— begin Source data —

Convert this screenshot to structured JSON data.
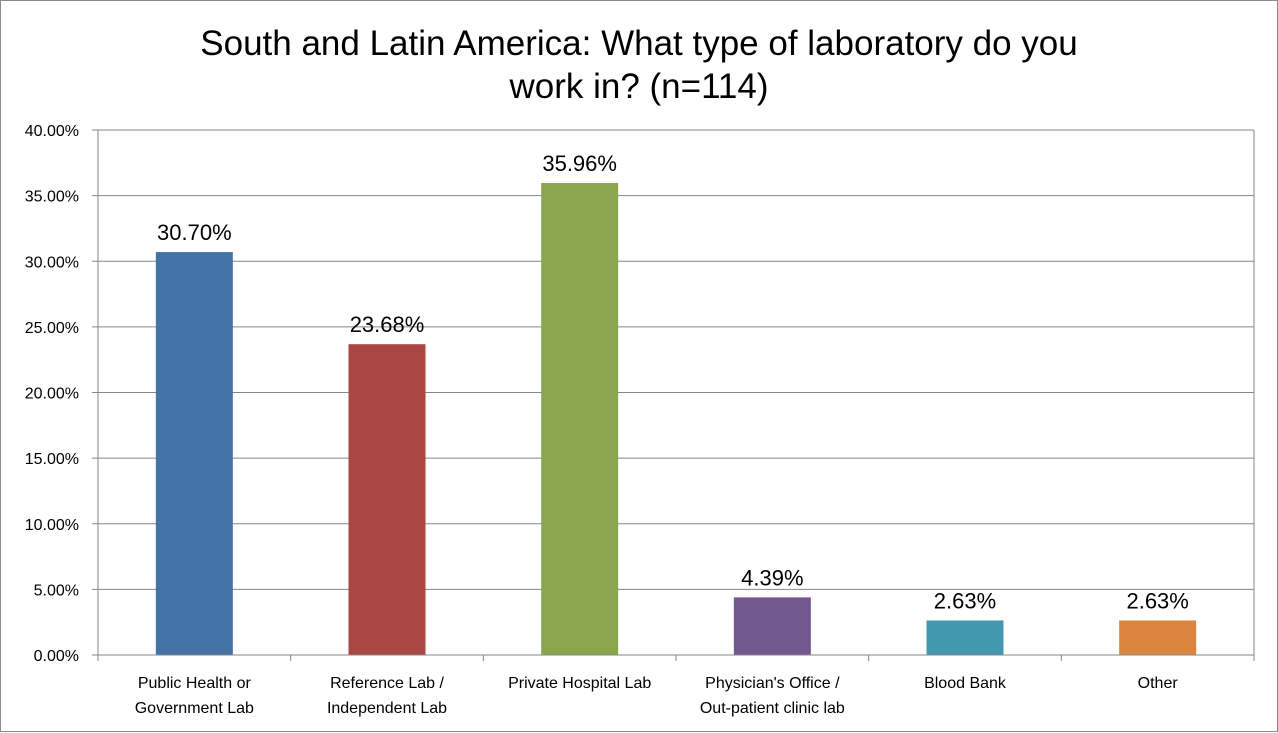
{
  "chart_data": {
    "type": "bar",
    "title_lines": [
      "South and Latin America: What type of laboratory do you",
      "work in? (n=114)"
    ],
    "categories": [
      [
        "Public Health or",
        "Government Lab"
      ],
      [
        "Reference Lab /",
        "Independent Lab"
      ],
      [
        "Private Hospital Lab"
      ],
      [
        "Physician's Office /",
        "Out-patient clinic lab"
      ],
      [
        "Blood Bank"
      ],
      [
        "Other"
      ]
    ],
    "values": [
      30.7,
      23.68,
      35.96,
      4.39,
      2.63,
      2.63
    ],
    "data_labels": [
      "30.70%",
      "23.68%",
      "35.96%",
      "4.39%",
      "2.63%",
      "2.63%"
    ],
    "colors": [
      "#4572A7",
      "#AA4643",
      "#89A54E",
      "#71588F",
      "#4198AF",
      "#DB843D"
    ],
    "y_ticks": [
      "0.00%",
      "5.00%",
      "10.00%",
      "15.00%",
      "20.00%",
      "25.00%",
      "30.00%",
      "35.00%",
      "40.00%"
    ],
    "ylim": [
      0,
      40
    ],
    "grid": true,
    "legend": "none",
    "xlabel": "",
    "ylabel": ""
  }
}
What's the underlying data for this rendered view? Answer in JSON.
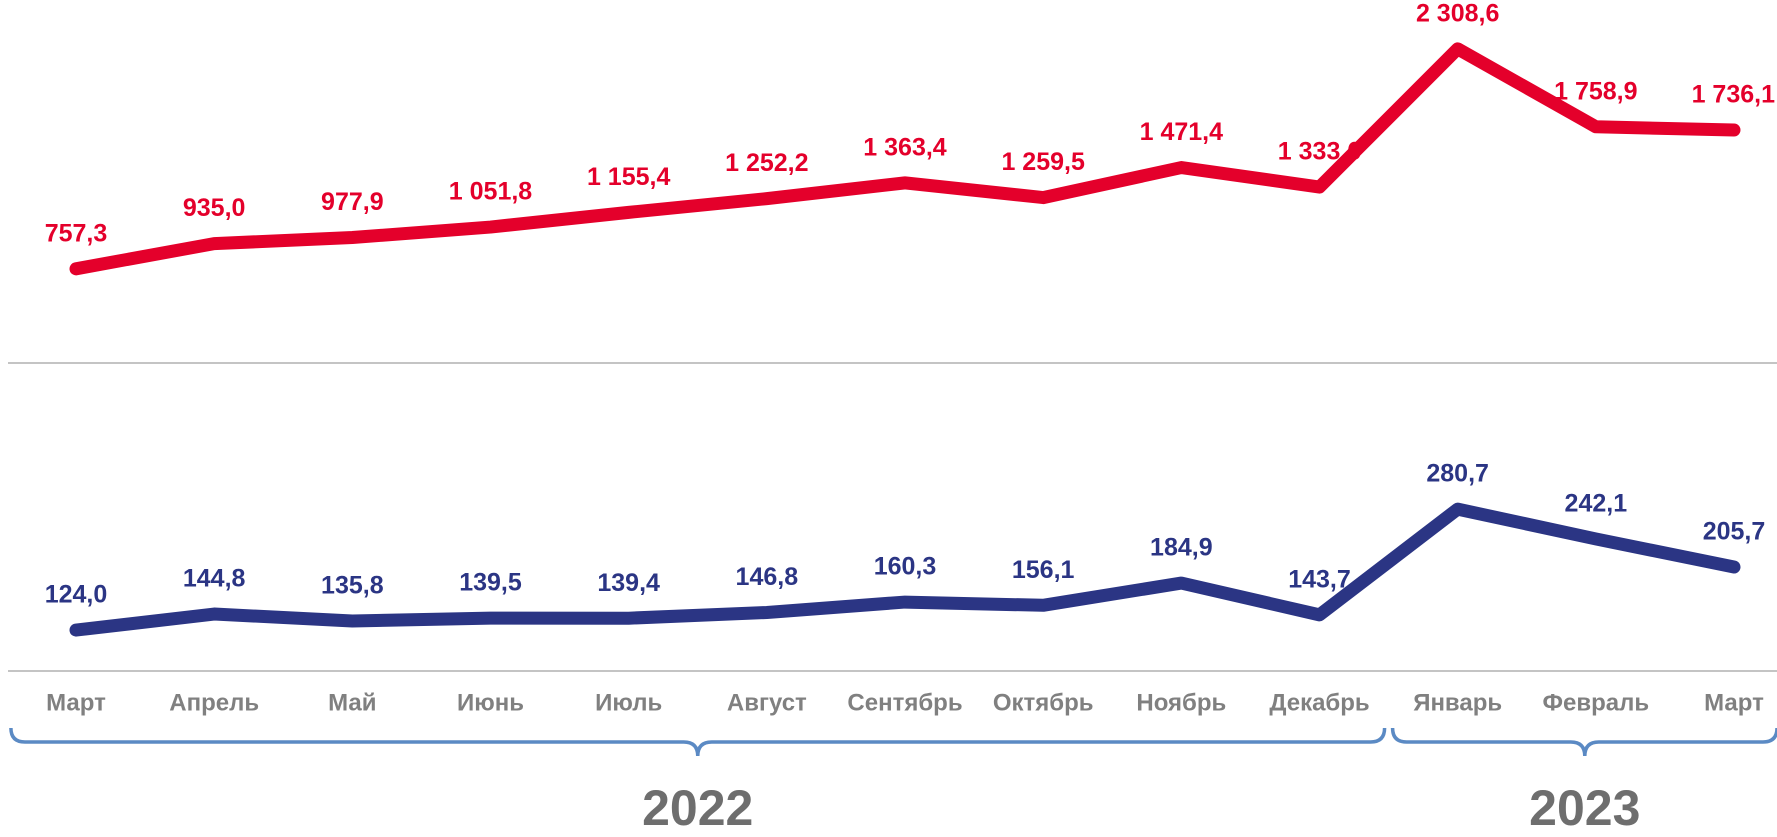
{
  "chart_data": [
    {
      "type": "line",
      "series": [
        {
          "color": "#e4002b",
          "values": [
            757.3,
            935.0,
            977.9,
            1051.8,
            1155.4,
            1252.2,
            1363.4,
            1259.5,
            1471.4,
            1333.6,
            2308.6,
            1758.9,
            1736.1
          ],
          "value_labels": [
            "757,3",
            "935,0",
            "977,9",
            "1 051,8",
            "1 155,4",
            "1 252,2",
            "1 363,4",
            "1 259,5",
            "1 471,4",
            "1 333,6",
            "2 308,6",
            "1 758,9",
            "1 736,1"
          ]
        }
      ],
      "ylim": [
        93,
        2653
      ]
    },
    {
      "type": "line",
      "categories": [
        "Март",
        "Апрель",
        "Май",
        "Июнь",
        "Июль",
        "Август",
        "Сентябрь",
        "Октябрь",
        "Ноябрь",
        "Декабрь",
        "Январь",
        "Февраль",
        "Март"
      ],
      "series": [
        {
          "color": "#2b3584",
          "values": [
            124.0,
            144.8,
            135.8,
            139.5,
            139.4,
            146.8,
            160.3,
            156.1,
            184.9,
            143.7,
            280.7,
            242.1,
            205.7
          ],
          "value_labels": [
            "124,0",
            "144,8",
            "135,8",
            "139,5",
            "139,4",
            "146,8",
            "160,3",
            "156,1",
            "184,9",
            "143,7",
            "280,7",
            "242,1",
            "205,7"
          ]
        }
      ],
      "ylim": [
        71,
        470
      ],
      "x_groups": [
        {
          "label": "2022",
          "count": 10
        },
        {
          "label": "2023",
          "count": 3
        }
      ]
    }
  ]
}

— end Source data —

_Stated problem_. In the records above, locate each line with the word "What". Copy all such lines.

_Response to the task_.
      "South and Latin America: What type of laboratory do you",
What's the underlying data for this rendered view? Answer in JSON.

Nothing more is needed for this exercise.